** Begin **

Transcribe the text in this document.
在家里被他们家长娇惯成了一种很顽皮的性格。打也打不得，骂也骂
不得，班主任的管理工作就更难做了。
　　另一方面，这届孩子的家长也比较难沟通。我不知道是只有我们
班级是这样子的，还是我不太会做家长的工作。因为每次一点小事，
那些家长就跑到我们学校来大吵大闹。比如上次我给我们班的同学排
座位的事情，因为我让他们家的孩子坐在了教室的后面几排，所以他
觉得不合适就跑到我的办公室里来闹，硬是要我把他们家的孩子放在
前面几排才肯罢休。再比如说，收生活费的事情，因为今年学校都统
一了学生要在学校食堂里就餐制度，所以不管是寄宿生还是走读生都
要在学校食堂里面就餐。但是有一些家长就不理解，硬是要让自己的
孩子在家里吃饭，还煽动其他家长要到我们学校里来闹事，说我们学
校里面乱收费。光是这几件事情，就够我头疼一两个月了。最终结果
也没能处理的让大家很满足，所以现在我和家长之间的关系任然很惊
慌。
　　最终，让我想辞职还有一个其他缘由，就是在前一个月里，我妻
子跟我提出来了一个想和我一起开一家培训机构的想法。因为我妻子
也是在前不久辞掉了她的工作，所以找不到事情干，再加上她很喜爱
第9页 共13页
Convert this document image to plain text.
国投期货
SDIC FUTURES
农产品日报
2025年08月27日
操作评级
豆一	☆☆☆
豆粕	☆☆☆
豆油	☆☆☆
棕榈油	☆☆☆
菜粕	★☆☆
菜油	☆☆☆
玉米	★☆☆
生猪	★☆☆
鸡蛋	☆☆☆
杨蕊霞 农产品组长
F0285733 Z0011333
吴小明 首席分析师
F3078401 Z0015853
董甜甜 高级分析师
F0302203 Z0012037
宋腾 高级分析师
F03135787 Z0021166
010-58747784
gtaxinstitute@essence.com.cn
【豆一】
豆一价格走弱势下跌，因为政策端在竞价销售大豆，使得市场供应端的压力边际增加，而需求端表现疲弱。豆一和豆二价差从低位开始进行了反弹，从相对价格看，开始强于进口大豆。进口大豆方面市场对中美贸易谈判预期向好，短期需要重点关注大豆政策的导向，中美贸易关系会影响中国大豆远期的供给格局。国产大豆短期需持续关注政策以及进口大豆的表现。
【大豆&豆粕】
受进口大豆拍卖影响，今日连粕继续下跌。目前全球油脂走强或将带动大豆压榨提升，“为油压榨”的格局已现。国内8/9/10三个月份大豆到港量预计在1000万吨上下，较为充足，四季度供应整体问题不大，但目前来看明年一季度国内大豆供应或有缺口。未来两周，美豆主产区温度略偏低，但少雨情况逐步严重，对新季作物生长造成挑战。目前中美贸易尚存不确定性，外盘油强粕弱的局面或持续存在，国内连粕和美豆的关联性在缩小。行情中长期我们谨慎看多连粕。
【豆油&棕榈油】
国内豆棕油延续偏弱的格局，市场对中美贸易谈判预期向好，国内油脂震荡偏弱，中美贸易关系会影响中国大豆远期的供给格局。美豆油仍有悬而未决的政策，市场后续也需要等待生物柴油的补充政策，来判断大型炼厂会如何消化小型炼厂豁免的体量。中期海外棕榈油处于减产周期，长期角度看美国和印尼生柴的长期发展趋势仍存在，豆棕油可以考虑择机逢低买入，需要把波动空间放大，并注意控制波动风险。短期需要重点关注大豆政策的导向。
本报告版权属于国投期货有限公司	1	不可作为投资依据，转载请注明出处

** End **
** Begin **

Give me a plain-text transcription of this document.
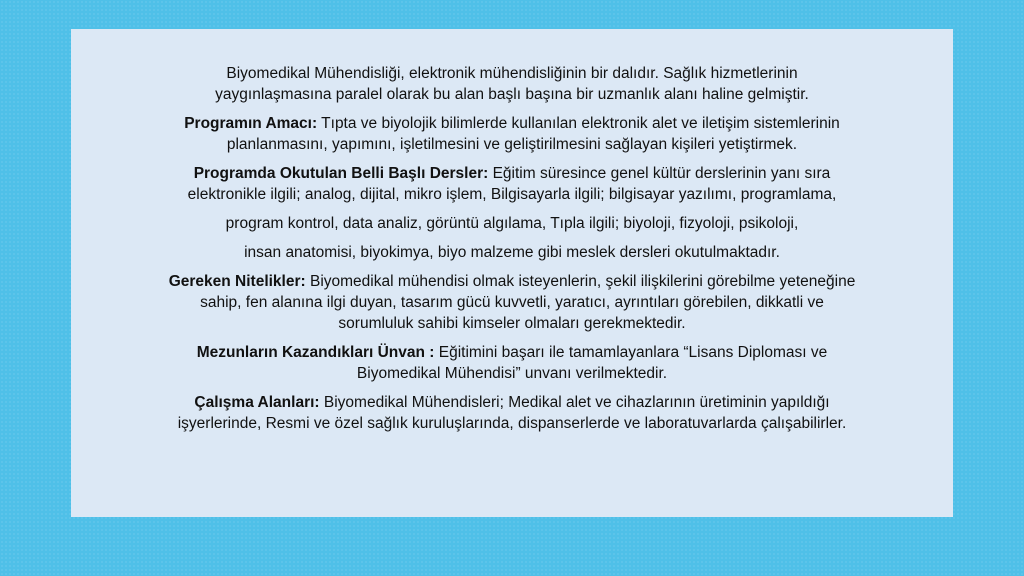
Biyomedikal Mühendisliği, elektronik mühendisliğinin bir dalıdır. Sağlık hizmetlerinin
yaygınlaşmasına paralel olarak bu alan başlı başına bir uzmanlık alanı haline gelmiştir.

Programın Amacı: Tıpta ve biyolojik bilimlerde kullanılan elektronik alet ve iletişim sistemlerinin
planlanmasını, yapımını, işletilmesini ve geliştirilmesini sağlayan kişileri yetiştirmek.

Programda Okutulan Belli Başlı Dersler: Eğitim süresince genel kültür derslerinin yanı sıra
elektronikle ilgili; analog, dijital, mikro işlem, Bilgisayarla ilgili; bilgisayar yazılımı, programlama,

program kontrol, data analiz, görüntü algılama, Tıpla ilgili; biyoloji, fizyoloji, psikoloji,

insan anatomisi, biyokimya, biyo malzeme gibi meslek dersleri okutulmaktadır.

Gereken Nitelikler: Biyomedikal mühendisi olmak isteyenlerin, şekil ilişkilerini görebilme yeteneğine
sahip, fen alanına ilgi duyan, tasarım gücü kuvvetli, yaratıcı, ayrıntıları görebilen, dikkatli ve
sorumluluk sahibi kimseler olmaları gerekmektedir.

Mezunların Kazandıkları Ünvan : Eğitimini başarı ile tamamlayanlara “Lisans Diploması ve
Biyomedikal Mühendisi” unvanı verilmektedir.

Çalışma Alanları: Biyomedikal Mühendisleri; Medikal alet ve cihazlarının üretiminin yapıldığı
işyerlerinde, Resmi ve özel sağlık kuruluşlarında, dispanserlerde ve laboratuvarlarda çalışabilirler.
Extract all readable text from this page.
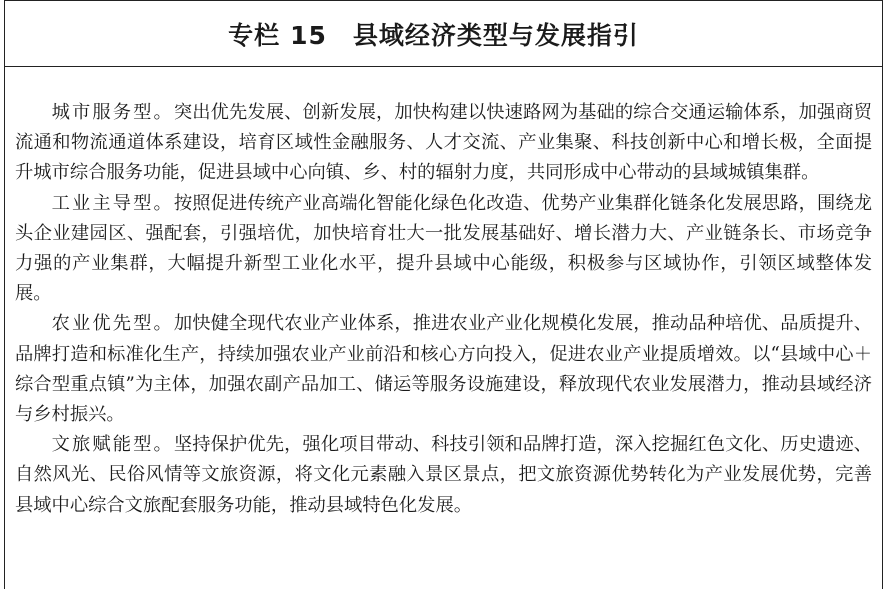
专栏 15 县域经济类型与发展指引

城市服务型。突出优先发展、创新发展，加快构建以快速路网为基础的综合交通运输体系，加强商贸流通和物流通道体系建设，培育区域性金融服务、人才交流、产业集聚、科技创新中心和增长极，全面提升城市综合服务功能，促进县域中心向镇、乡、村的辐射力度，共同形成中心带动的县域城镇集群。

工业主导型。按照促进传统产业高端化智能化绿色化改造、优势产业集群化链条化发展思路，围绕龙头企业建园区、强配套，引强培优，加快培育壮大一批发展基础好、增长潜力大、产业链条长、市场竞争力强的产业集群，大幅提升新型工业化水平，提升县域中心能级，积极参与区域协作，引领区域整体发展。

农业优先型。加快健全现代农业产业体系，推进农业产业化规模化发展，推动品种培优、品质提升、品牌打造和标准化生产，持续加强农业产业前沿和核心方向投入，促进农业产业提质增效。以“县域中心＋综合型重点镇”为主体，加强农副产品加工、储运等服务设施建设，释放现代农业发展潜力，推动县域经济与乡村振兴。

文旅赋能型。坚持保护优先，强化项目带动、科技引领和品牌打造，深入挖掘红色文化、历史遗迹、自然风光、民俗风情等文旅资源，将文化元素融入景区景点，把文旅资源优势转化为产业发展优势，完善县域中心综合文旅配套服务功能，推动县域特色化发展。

** End **

Task directions –
Copy every line of the material in which the word "短期需要重点关注大豆政策的导向" occurs.

Task result –
豆一价格走弱势下跌，因为政策端在竞价销售大豆，使得市场供应端的压力边际增加，而需求端表现疲弱。豆一和豆二价差从低位开始进行了反弹，从相对价格看，开始强于进口大豆。进口大豆方面市场对中美贸易谈判预期向好，短期需要重点关注大豆政策的导向，中美贸易关系会影响中国大豆远期的供给格局。国产大豆短期需持续关注政策以及进口大豆的表现。
国内豆棕油延续偏弱的格局，市场对中美贸易谈判预期向好，国内油脂震荡偏弱，中美贸易关系会影响中国大豆远期的供给格局。美豆油仍有悬而未决的政策，市场后续也需要等待生物柴油的补充政策，来判断大型炼厂会如何消化小型炼厂豁免的体量。中期海外棕榈油处于减产周期，长期角度看美国和印尼生柴的长期发展趋势仍存在，豆棕油可以考虑择机逢低买入，需要把波动空间放大，并注意控制波动风险。短期需要重点关注大豆政策的导向。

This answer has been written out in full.